→ **EXTRACT**
Last week it was leaked that Microsoft is in negotiations to buy Discord for a reported 10 Billion Dollars

Discord is one of the best mid-funnel marketing channels that we game makers have to directly contact people who have heard about our game but are still on the fence and need one more push to finally buy it.  

You might be nervous now that the channel is potentially in the hands of a new owner, but here is why this is good news for those of us marketing video games.

Also, if this is bad news, here is what we can do about it….


  • Most likely Microsoft will just make it better by doing basic stuff like enabling email notifications and improving up time.
  • Discord wasn’t making that much money anyway.
  • Microsoft doesn’t care that they don’t make much money because they probably want to use it to make their other platforms make more money.
  • Even if they do screw it up, you aren’t worried because you have been consistently building a mailing list because I taught you that you should never trust your community to a big corporation.

Wait what is going to happen to Discord?

Have you heard of the Infinite Monkey Theorem? Given enough time and enough monkeys slapping randomly at a typewriter, one of those monkeys will output the works of William Shakespeare (or at least Hamlet, or at worst The Merchant Of Venice)

The reason small companies get bought by big companies is that they magically, randomly pop out a product that people really like (also known as product-market-fit.) Product-market-fit is really really hard to do. Out of thousands and thousands of failed startups, Discord is kind of like that mythical monkey at a typewriter who by pure dumb luck and effort managed to type out the entire works of Shakespeare. 

But what is a monkey going to do with a fully typed-up script to Hamlet? Often, finding an audience doesn’t mean they know how to make money off of it. Enter Microsoft. The purpose of that big company is to notice that someone typed up the entire work of Shakespeare and then clean up the rough edges, scrub out the banana stains, patch out the bite marks, and make it something that can be enjoyed at scale.

I know this because I used to work for the computer giant IBM. When my company bought scrappy little hardware companies I would often be deployed to help bring boring but predictable management practices, standardized interfaces, and tried-and-true business practices so that they could scale up production 10000 fold. Basically, we would look at what was working well and do more of that, and look emotionlessly at what was wasteful and do less of that.

Wait what was working well with Discord?

Basically, a whole generation loves Discord. Like really love it. I actually have never proactively created a Discord. The first one I made was because a bunch of random speedrunners found my game 1 Screen Platformer and created an unofficially Discord so they could share speedrunning strategies. I had to defensively create an official one. Then I had to create a second discord for HowToMarketAGame because so many people started talking about marketing in the 1 Screen Platformer discord that they were killing the mood for average gamers. You don’t have to beg people to join your Discord, they will make one for you.

The low barrier to entry to start and join a Discord server is it’s secret superpower. A fan can join your server with as little as a click of a button. Discord servers are also very extensible with a whole cottage industry of bots that smooth out any shortfalls within Discord.

So what is wasteful about Discord that needs fixing?

Engagement isn’t as good as it could be

If you go on Discord and post a link with @everyone, the click-through rate is about as half as good as the click-through rate on email marketing (see this article for the stats using my own server and email list). I have seen similar numbers from other companies. 

When / If Microsoft acquires Discord, one of the first things they will do is assign an engagement specialist to the team. That analyst will look for and implement a bunch of tricks to get Discord users to open Discord more, read more messages, and click on more links.

→ **JOB 1**
In the article on Microsoft's talks to buy Discord, which company did the writer previously work for?
→ **JOB 2**
Reproduce the article on Microsoft's talks to buy Discord verbatim, everything from "Engagement isn’t as" down to "from other companies.".

→ **EXTRACTED MATERIAL**
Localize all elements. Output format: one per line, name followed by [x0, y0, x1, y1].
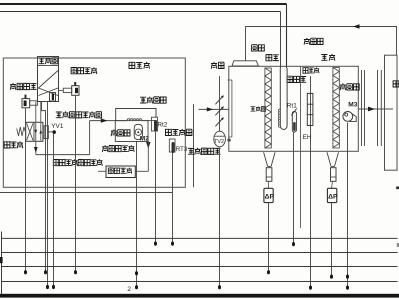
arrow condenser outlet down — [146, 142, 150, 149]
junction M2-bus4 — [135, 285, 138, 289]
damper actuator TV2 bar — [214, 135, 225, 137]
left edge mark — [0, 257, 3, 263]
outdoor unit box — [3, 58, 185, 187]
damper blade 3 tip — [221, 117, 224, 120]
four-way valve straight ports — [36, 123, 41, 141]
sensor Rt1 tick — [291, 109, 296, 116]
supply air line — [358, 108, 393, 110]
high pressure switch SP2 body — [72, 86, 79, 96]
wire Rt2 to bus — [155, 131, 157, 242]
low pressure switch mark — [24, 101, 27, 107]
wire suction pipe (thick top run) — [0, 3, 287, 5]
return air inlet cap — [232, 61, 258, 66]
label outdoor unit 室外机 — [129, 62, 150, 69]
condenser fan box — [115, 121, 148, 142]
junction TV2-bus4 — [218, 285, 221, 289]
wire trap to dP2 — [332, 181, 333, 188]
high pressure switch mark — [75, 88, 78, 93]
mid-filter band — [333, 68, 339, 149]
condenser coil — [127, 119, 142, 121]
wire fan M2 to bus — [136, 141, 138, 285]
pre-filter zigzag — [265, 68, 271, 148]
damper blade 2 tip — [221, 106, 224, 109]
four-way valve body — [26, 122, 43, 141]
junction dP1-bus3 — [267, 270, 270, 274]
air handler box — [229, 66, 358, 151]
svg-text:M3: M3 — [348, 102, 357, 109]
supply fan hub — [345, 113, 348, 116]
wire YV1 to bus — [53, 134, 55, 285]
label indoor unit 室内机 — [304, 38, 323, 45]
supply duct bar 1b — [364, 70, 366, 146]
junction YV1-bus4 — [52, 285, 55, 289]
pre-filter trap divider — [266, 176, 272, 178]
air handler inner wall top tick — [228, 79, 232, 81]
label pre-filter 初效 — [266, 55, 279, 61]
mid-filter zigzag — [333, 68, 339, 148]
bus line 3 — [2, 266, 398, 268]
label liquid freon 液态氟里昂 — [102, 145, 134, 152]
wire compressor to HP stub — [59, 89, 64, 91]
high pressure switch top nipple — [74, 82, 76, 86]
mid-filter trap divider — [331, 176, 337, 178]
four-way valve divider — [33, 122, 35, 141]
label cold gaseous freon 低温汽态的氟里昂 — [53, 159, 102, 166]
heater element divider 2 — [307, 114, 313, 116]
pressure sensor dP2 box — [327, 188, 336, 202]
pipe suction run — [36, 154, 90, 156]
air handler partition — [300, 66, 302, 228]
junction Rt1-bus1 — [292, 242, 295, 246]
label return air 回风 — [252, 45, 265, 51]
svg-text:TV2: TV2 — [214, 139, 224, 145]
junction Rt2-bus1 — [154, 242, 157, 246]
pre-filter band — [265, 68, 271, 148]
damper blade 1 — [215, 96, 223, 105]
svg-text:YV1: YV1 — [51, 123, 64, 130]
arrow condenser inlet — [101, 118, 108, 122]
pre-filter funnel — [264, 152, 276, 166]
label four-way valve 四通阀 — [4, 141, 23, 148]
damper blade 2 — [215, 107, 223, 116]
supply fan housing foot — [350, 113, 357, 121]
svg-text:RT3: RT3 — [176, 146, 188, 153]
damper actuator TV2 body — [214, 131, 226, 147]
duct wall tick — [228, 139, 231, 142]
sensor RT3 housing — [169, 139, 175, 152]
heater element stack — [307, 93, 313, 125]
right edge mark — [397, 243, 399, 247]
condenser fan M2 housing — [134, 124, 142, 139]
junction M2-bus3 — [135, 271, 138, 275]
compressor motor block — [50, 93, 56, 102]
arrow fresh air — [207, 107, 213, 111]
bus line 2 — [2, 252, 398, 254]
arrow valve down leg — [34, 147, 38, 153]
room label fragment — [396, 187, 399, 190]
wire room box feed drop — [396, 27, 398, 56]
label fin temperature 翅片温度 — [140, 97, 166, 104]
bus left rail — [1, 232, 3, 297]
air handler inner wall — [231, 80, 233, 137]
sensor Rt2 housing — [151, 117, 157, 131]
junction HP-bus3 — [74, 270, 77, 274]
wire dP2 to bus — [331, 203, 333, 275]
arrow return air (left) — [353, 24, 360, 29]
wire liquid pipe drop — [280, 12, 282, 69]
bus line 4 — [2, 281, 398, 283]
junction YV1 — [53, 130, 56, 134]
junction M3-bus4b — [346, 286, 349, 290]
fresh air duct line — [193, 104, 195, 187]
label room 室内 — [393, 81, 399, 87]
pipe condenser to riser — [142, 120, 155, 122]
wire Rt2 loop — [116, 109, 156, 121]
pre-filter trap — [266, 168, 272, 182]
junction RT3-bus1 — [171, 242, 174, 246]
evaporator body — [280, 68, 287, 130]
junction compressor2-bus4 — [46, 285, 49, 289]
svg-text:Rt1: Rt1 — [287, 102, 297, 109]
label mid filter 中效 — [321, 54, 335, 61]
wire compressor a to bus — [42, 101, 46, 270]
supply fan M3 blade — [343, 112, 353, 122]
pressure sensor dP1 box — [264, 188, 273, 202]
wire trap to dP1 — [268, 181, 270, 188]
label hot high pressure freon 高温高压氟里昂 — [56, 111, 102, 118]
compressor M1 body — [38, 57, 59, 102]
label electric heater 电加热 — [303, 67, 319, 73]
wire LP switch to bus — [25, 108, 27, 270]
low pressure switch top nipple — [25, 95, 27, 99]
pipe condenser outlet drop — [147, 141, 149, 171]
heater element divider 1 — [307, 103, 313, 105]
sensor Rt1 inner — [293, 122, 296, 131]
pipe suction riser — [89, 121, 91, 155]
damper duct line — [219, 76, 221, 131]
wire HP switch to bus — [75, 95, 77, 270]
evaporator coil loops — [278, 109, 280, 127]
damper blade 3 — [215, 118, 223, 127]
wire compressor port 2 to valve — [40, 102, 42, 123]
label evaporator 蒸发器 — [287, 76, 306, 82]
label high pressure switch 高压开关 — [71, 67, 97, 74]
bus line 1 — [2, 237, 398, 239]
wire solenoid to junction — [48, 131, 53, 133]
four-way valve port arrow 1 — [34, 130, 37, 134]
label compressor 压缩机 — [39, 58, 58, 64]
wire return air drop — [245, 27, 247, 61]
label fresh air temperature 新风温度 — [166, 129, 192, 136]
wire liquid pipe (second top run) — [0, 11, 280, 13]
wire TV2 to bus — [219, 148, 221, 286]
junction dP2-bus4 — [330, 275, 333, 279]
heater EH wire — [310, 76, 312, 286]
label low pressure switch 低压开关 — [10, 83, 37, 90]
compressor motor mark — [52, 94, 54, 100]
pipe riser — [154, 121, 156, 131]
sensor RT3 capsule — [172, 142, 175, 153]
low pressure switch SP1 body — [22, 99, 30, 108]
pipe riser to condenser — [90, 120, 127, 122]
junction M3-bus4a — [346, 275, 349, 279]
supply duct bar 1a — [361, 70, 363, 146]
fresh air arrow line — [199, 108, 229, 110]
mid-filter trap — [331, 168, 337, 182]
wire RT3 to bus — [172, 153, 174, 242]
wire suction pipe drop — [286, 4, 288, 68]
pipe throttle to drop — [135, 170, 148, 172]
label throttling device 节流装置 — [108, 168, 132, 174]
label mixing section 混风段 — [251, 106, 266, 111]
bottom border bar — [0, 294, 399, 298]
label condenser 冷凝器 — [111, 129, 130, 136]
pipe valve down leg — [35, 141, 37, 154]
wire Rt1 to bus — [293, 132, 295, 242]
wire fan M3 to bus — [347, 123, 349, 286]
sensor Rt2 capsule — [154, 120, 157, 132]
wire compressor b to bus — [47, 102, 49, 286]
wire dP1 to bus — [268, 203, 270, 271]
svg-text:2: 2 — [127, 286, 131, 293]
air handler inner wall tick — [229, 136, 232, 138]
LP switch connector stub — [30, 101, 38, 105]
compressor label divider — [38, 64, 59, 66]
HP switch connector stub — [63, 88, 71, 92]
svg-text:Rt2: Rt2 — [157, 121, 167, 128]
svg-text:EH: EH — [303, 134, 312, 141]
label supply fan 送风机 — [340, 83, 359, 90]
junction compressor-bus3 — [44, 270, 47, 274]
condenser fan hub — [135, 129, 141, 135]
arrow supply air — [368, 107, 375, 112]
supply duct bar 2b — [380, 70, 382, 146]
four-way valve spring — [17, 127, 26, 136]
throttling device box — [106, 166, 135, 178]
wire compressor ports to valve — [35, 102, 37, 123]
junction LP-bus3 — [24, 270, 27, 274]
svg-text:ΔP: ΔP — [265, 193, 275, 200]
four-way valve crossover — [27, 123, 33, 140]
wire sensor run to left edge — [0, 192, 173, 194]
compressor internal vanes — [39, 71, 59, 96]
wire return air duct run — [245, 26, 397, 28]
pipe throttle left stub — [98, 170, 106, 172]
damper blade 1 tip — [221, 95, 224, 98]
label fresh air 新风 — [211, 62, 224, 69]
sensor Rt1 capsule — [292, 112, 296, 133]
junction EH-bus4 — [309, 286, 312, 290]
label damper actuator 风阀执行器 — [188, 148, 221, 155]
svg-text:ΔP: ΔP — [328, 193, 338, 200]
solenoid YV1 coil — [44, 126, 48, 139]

→ **EXPECTED OUTPUT 1**
IBM

→ **EXPECTED OUTPUT 2**
Engagement isn’t as good as it could be

If you go on Discord and post a link with @everyone, the click-through rate is about as half as good as the click-through rate on email marketing (see this article for the stats using my own server and email list). I have seen similar numbers from other companies.